- [Exercise task] No images are to be carried over; print all other material exactly as it stands.

- [Data entries for graphics]
----
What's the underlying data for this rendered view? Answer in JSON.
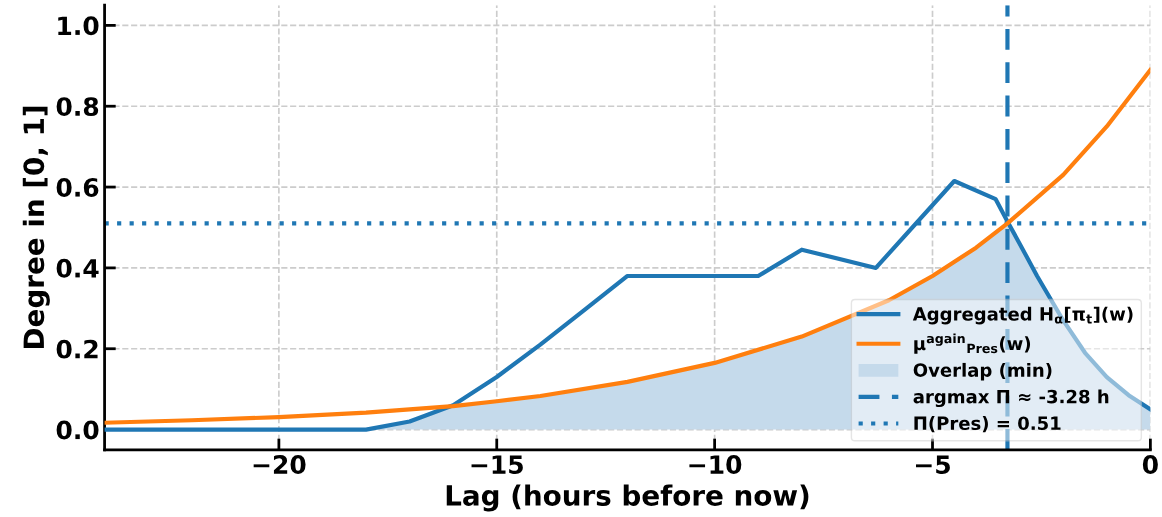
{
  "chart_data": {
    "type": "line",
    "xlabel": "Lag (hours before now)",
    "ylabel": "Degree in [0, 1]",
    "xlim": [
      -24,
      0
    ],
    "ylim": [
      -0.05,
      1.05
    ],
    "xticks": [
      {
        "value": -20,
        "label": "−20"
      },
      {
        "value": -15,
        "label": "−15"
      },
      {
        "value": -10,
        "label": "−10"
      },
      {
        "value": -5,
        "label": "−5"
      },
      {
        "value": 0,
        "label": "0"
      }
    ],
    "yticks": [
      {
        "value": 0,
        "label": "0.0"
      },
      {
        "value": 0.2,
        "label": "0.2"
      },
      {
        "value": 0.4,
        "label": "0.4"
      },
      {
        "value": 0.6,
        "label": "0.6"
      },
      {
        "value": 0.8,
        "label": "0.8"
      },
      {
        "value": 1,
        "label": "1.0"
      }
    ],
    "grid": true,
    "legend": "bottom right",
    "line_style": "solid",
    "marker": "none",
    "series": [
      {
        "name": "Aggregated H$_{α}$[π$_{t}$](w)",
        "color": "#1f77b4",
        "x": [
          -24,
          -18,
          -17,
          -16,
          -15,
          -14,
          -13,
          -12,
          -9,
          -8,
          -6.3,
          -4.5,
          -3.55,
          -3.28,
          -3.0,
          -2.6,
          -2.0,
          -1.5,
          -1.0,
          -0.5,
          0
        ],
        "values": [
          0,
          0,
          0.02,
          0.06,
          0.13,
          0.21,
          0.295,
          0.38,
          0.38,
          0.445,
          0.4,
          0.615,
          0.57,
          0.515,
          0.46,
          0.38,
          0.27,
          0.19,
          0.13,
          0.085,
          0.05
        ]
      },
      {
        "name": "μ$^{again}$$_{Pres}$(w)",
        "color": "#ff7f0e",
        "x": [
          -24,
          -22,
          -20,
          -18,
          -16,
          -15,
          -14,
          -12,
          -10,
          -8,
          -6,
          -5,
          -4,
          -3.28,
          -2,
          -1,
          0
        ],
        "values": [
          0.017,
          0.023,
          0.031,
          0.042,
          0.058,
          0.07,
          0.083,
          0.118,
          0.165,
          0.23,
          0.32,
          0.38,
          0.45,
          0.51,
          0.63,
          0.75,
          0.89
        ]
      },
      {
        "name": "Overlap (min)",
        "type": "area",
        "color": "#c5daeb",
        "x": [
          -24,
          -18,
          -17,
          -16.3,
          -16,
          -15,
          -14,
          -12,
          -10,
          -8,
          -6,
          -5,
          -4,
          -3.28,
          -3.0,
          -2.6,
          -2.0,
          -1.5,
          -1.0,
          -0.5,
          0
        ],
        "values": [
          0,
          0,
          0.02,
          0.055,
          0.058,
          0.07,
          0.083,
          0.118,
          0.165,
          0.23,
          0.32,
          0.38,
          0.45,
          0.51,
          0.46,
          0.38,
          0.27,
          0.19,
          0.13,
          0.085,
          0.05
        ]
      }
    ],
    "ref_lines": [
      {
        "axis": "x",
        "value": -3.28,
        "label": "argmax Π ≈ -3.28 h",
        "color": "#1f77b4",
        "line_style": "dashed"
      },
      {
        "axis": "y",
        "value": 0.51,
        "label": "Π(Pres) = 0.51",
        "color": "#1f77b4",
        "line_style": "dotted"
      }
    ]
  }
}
----
- [Response to the task]
What's the underlying data for this rendered view? Answer in JSON.
{
  "chart_data": {
    "type": "line",
    "xlabel": "Lag (hours before now)",
    "ylabel": "Degree in [0, 1]",
    "xlim": [
      -24,
      0
    ],
    "ylim": [
      -0.05,
      1.05
    ],
    "xticks": [
      {
        "value": -20,
        "label": "−20"
      },
      {
        "value": -15,
        "label": "−15"
      },
      {
        "value": -10,
        "label": "−10"
      },
      {
        "value": -5,
        "label": "−5"
      },
      {
        "value": 0,
        "label": "0"
      }
    ],
    "yticks": [
      {
        "value": 0,
        "label": "0.0"
      },
      {
        "value": 0.2,
        "label": "0.2"
      },
      {
        "value": 0.4,
        "label": "0.4"
      },
      {
        "value": 0.6,
        "label": "0.6"
      },
      {
        "value": 0.8,
        "label": "0.8"
      },
      {
        "value": 1,
        "label": "1.0"
      }
    ],
    "grid": true,
    "legend": "bottom right",
    "line_style": "solid",
    "marker": "none",
    "series": [
      {
        "name": "Aggregated H$_{α}$[π$_{t}$](w)",
        "color": "#1f77b4",
        "x": [
          -24,
          -18,
          -17,
          -16,
          -15,
          -14,
          -13,
          -12,
          -9,
          -8,
          -6.3,
          -4.5,
          -3.55,
          -3.28,
          -3.0,
          -2.6,
          -2.0,
          -1.5,
          -1.0,
          -0.5,
          0
        ],
        "values": [
          0,
          0,
          0.02,
          0.06,
          0.13,
          0.21,
          0.295,
          0.38,
          0.38,
          0.445,
          0.4,
          0.615,
          0.57,
          0.515,
          0.46,
          0.38,
          0.27,
          0.19,
          0.13,
          0.085,
          0.05
        ]
      },
      {
        "name": "μ$^{again}$$_{Pres}$(w)",
        "color": "#ff7f0e",
        "x": [
          -24,
          -22,
          -20,
          -18,
          -16,
          -15,
          -14,
          -12,
          -10,
          -8,
          -6,
          -5,
          -4,
          -3.28,
          -2,
          -1,
          0
        ],
        "values": [
          0.017,
          0.023,
          0.031,
          0.042,
          0.058,
          0.07,
          0.083,
          0.118,
          0.165,
          0.23,
          0.32,
          0.38,
          0.45,
          0.51,
          0.63,
          0.75,
          0.89
        ]
      },
      {
        "name": "Overlap (min)",
        "type": "area",
        "color": "#c5daeb",
        "x": [
          -24,
          -18,
          -17,
          -16.3,
          -16,
          -15,
          -14,
          -12,
          -10,
          -8,
          -6,
          -5,
          -4,
          -3.28,
          -3.0,
          -2.6,
          -2.0,
          -1.5,
          -1.0,
          -0.5,
          0
        ],
        "values": [
          0,
          0,
          0.02,
          0.055,
          0.058,
          0.07,
          0.083,
          0.118,
          0.165,
          0.23,
          0.32,
          0.38,
          0.45,
          0.51,
          0.46,
          0.38,
          0.27,
          0.19,
          0.13,
          0.085,
          0.05
        ]
      }
    ],
    "ref_lines": [
      {
        "axis": "x",
        "value": -3.28,
        "label": "argmax Π ≈ -3.28 h",
        "color": "#1f77b4",
        "line_style": "dashed"
      },
      {
        "axis": "y",
        "value": 0.51,
        "label": "Π(Pres) = 0.51",
        "color": "#1f77b4",
        "line_style": "dotted"
      }
    ]
  }
}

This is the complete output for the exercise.